WHAT THE EXERCISE ASKS: Collect all lines below with the string "embalses".

RECORDS SUPPLIED:
········
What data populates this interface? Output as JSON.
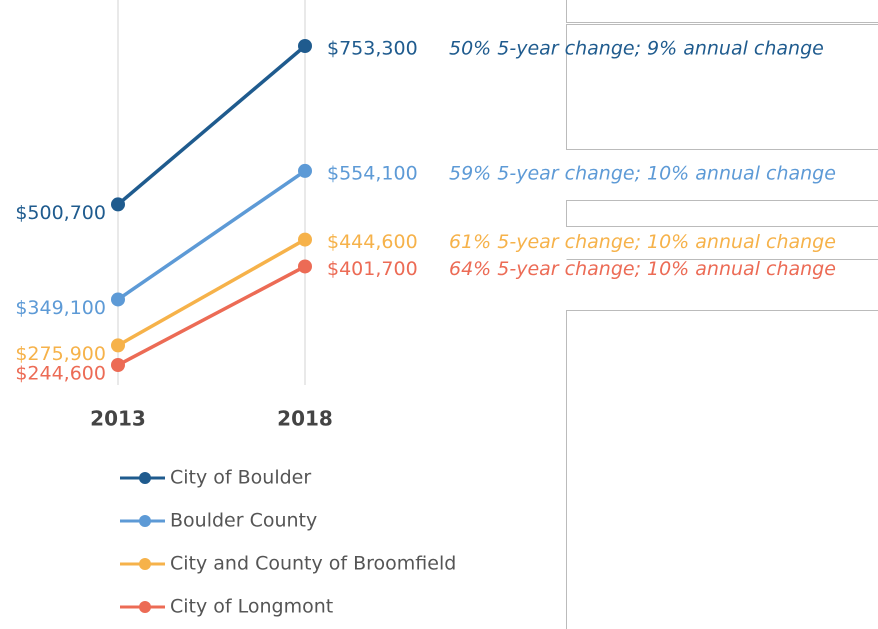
{
  "chart_data": {
    "type": "line",
    "categories": [
      "2013",
      "2018"
    ],
    "series": [
      {
        "name": "City of Boulder",
        "color": "#1f5b8e",
        "values": [
          500700,
          753300
        ],
        "value_labels": [
          "$500,700",
          "$753,300"
        ],
        "annotation": "50% 5-year change; 9% annual change"
      },
      {
        "name": "Boulder County",
        "color": "#5d9ad6",
        "values": [
          349100,
          554100
        ],
        "value_labels": [
          "$349,100",
          "$554,100"
        ],
        "annotation": "59% 5-year change; 10% annual change"
      },
      {
        "name": "City and County of Broomfield",
        "color": "#f6b24a",
        "values": [
          275900,
          444600
        ],
        "value_labels": [
          "$275,900",
          "$444,600"
        ],
        "annotation": "61% 5-year change; 10% annual change"
      },
      {
        "name": "City of Longmont",
        "color": "#ec6b55",
        "values": [
          244600,
          401700
        ],
        "value_labels": [
          "$244,600",
          "$401,700"
        ],
        "annotation": "64% 5-year change; 10% annual change"
      }
    ]
  }
}
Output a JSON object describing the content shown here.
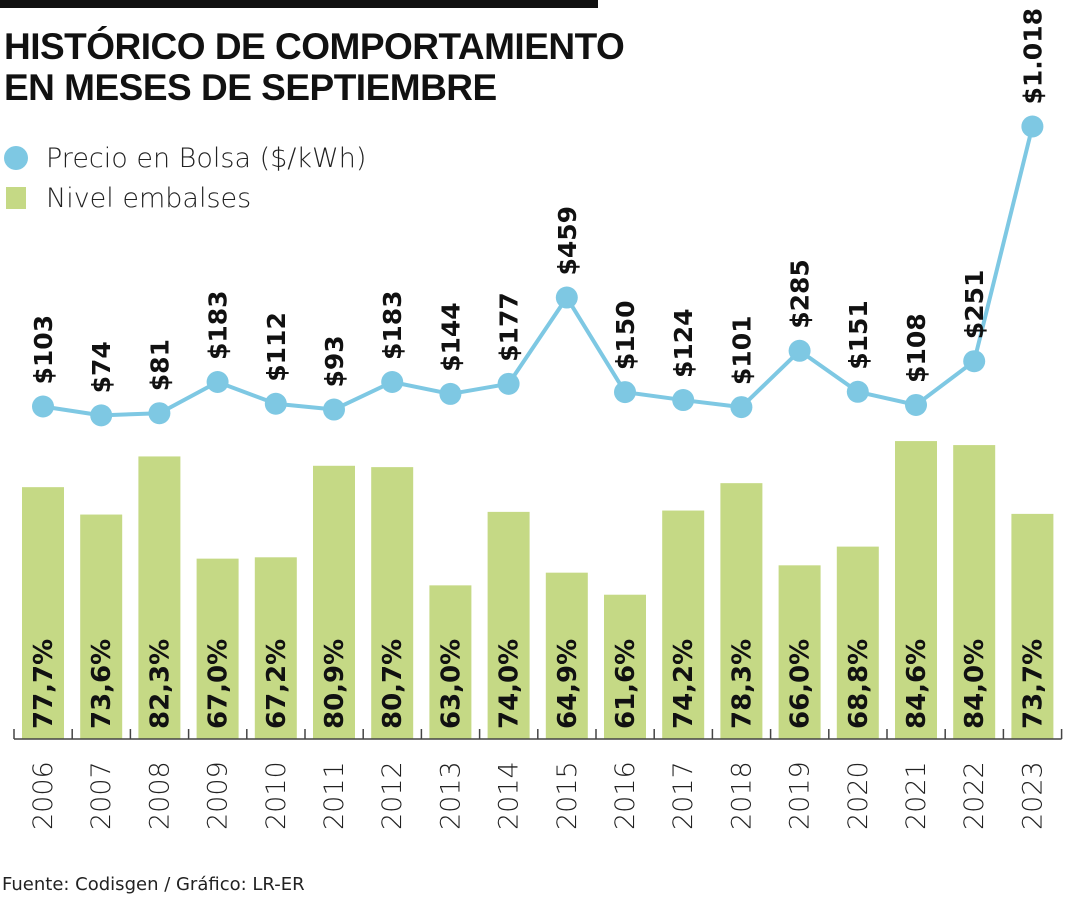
{
  "header": {
    "title_line1": "HISTÓRICO DE COMPORTAMIENTO",
    "title_line2": "EN MESES DE SEPTIEMBRE"
  },
  "legend": {
    "price_label": "Precio en Bolsa ($/kWh)",
    "reservoir_label": "Nivel embalses"
  },
  "source": "Fuente: Codisgen / Gráfico: LR-ER",
  "colors": {
    "price": "#7ec8e3",
    "reservoir": "#c5d985",
    "text": "#111111"
  },
  "chart_data": {
    "type": "bar",
    "title": "HISTÓRICO DE COMPORTAMIENTO EN MESES DE SEPTIEMBRE",
    "xlabel": "",
    "ylabel": "",
    "categories": [
      "2006",
      "2007",
      "2008",
      "2009",
      "2010",
      "2011",
      "2012",
      "2013",
      "2014",
      "2015",
      "2016",
      "2017",
      "2018",
      "2019",
      "2020",
      "2021",
      "2022",
      "2023"
    ],
    "series": [
      {
        "name": "Nivel embalses",
        "type": "bar",
        "unit": "%",
        "values": [
          77.7,
          73.6,
          82.3,
          67.0,
          67.2,
          80.9,
          80.7,
          63.0,
          74.0,
          64.9,
          61.6,
          74.2,
          78.3,
          66.0,
          68.8,
          84.6,
          84.0,
          73.7
        ],
        "labels": [
          "77,7%",
          "73,6%",
          "82,3%",
          "67,0%",
          "67,2%",
          "80,9%",
          "80,7%",
          "63,0%",
          "74,0%",
          "64,9%",
          "61,6%",
          "74,2%",
          "78,3%",
          "66,0%",
          "68,8%",
          "84,6%",
          "84,0%",
          "73,7%"
        ]
      },
      {
        "name": "Precio en Bolsa ($/kWh)",
        "type": "line",
        "unit": "$/kWh",
        "values": [
          103,
          74,
          81,
          183,
          112,
          93,
          183,
          144,
          177,
          459,
          150,
          124,
          101,
          285,
          151,
          108,
          251,
          1018
        ],
        "labels": [
          "$103",
          "$74",
          "$81",
          "$183",
          "$112",
          "$93",
          "$183",
          "$144",
          "$177",
          "$459",
          "$150",
          "$124",
          "$101",
          "$285",
          "$151",
          "$108",
          "$251",
          "$1.018"
        ]
      }
    ],
    "bar_ylim": [
      40,
      90
    ],
    "line_ylim": [
      0,
      1100
    ],
    "grid": false,
    "legend_position": "top-left"
  }
}
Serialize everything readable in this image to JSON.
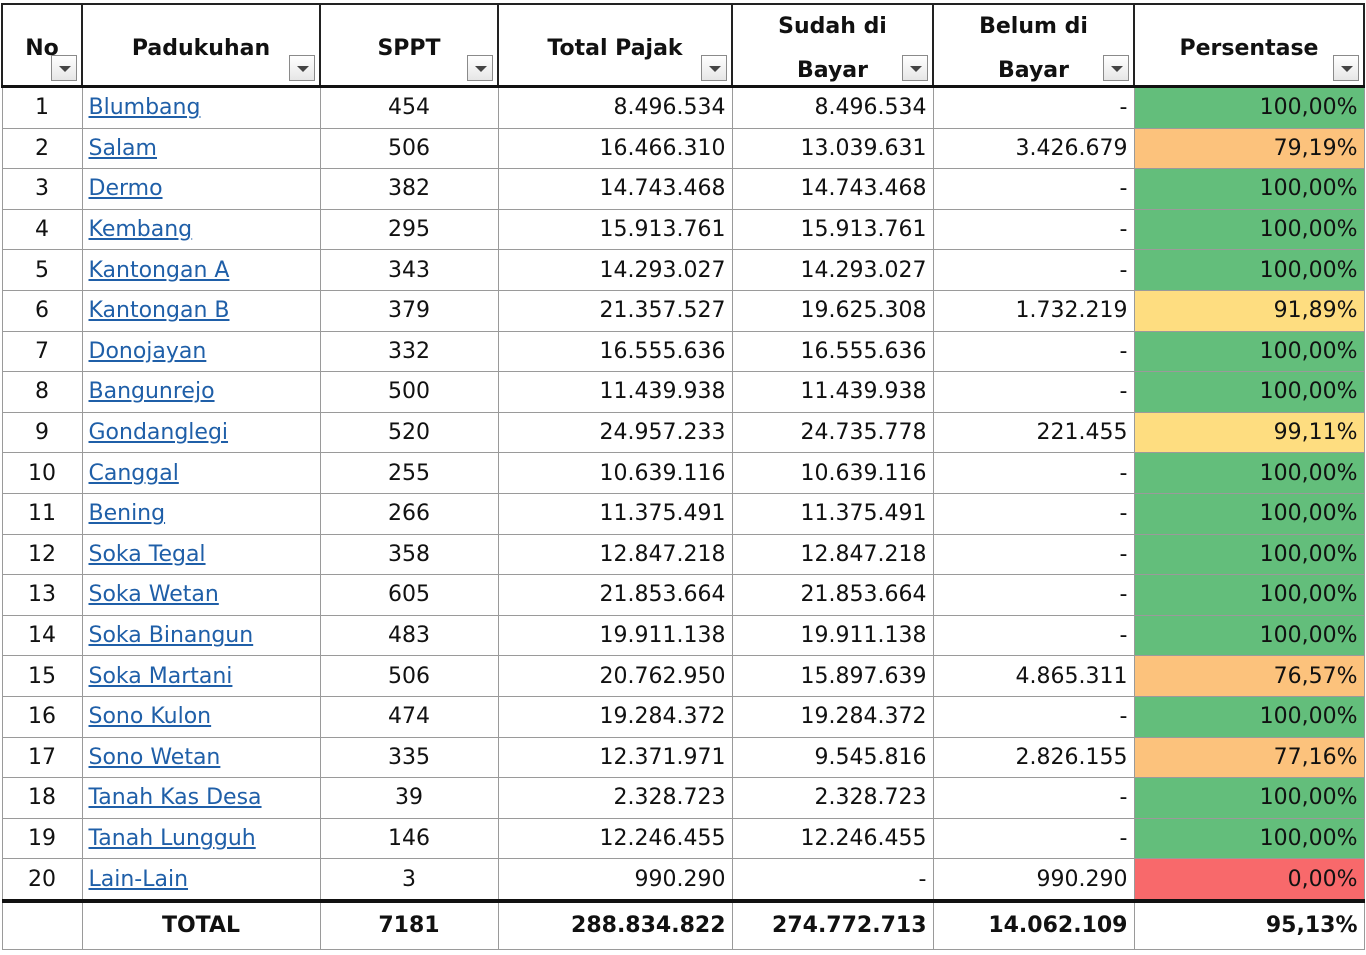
{
  "header": {
    "no": "No",
    "padukuhan": "Padukuhan",
    "sppt": "SPPT",
    "total_pajak": "Total Pajak",
    "sudah_line1": "Sudah di",
    "sudah_line2": "Bayar",
    "belum_line1": "Belum di",
    "belum_line2": "Bayar",
    "persentase": "Persentase"
  },
  "status_colors": {
    "full": "#63be7b",
    "mid": "#fedd80",
    "low": "#fcc27c",
    "zero": "#f8696b"
  },
  "rows": [
    {
      "no": "1",
      "name": "Blumbang",
      "sppt": "454",
      "total": "8.496.534",
      "sudah": "8.496.534",
      "belum": "-",
      "pct": "100,00%",
      "color": "green"
    },
    {
      "no": "2",
      "name": "Salam",
      "sppt": "506",
      "total": "16.466.310",
      "sudah": "13.039.631",
      "belum": "3.426.679",
      "pct": "79,19%",
      "color": "orange"
    },
    {
      "no": "3",
      "name": "Dermo",
      "sppt": "382",
      "total": "14.743.468",
      "sudah": "14.743.468",
      "belum": "-",
      "pct": "100,00%",
      "color": "green"
    },
    {
      "no": "4",
      "name": "Kembang",
      "sppt": "295",
      "total": "15.913.761",
      "sudah": "15.913.761",
      "belum": "-",
      "pct": "100,00%",
      "color": "green"
    },
    {
      "no": "5",
      "name": "Kantongan A",
      "sppt": "343",
      "total": "14.293.027",
      "sudah": "14.293.027",
      "belum": "-",
      "pct": "100,00%",
      "color": "green"
    },
    {
      "no": "6",
      "name": "Kantongan B",
      "sppt": "379",
      "total": "21.357.527",
      "sudah": "19.625.308",
      "belum": "1.732.219",
      "pct": "91,89%",
      "color": "yellow"
    },
    {
      "no": "7",
      "name": "Donojayan",
      "sppt": "332",
      "total": "16.555.636",
      "sudah": "16.555.636",
      "belum": "-",
      "pct": "100,00%",
      "color": "green"
    },
    {
      "no": "8",
      "name": "Bangunrejo",
      "sppt": "500",
      "total": "11.439.938",
      "sudah": "11.439.938",
      "belum": "-",
      "pct": "100,00%",
      "color": "green"
    },
    {
      "no": "9",
      "name": "Gondanglegi",
      "sppt": "520",
      "total": "24.957.233",
      "sudah": "24.735.778",
      "belum": "221.455",
      "pct": "99,11%",
      "color": "yellow"
    },
    {
      "no": "10",
      "name": "Canggal",
      "sppt": "255",
      "total": "10.639.116",
      "sudah": "10.639.116",
      "belum": "-",
      "pct": "100,00%",
      "color": "green"
    },
    {
      "no": "11",
      "name": "Bening",
      "sppt": "266",
      "total": "11.375.491",
      "sudah": "11.375.491",
      "belum": "-",
      "pct": "100,00%",
      "color": "green"
    },
    {
      "no": "12",
      "name": "Soka Tegal",
      "sppt": "358",
      "total": "12.847.218",
      "sudah": "12.847.218",
      "belum": "-",
      "pct": "100,00%",
      "color": "green"
    },
    {
      "no": "13",
      "name": "Soka Wetan",
      "sppt": "605",
      "total": "21.853.664",
      "sudah": "21.853.664",
      "belum": "-",
      "pct": "100,00%",
      "color": "green"
    },
    {
      "no": "14",
      "name": "Soka Binangun",
      "sppt": "483",
      "total": "19.911.138",
      "sudah": "19.911.138",
      "belum": "-",
      "pct": "100,00%",
      "color": "green"
    },
    {
      "no": "15",
      "name": "Soka Martani",
      "sppt": "506",
      "total": "20.762.950",
      "sudah": "15.897.639",
      "belum": "4.865.311",
      "pct": "76,57%",
      "color": "orange"
    },
    {
      "no": "16",
      "name": "Sono Kulon",
      "sppt": "474",
      "total": "19.284.372",
      "sudah": "19.284.372",
      "belum": "-",
      "pct": "100,00%",
      "color": "green"
    },
    {
      "no": "17",
      "name": "Sono Wetan",
      "sppt": "335",
      "total": "12.371.971",
      "sudah": "9.545.816",
      "belum": "2.826.155",
      "pct": "77,16%",
      "color": "orange"
    },
    {
      "no": "18",
      "name": "Tanah Kas Desa",
      "sppt": "39",
      "total": "2.328.723",
      "sudah": "2.328.723",
      "belum": "-",
      "pct": "100,00%",
      "color": "green"
    },
    {
      "no": "19",
      "name": "Tanah Lungguh",
      "sppt": "146",
      "total": "12.246.455",
      "sudah": "12.246.455",
      "belum": "-",
      "pct": "100,00%",
      "color": "green"
    },
    {
      "no": "20",
      "name": "Lain-Lain",
      "sppt": "3",
      "total": "990.290",
      "sudah": "-",
      "belum": "990.290",
      "pct": "0,00%",
      "color": "red"
    }
  ],
  "total": {
    "label": "TOTAL",
    "sppt": "7181",
    "total": "288.834.822",
    "sudah": "274.772.713",
    "belum": "14.062.109",
    "pct": "95,13%"
  }
}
········
WORKED ANSWER:
    "reservoir_label": "Nivel embalses"
        "name": "Nivel embalses",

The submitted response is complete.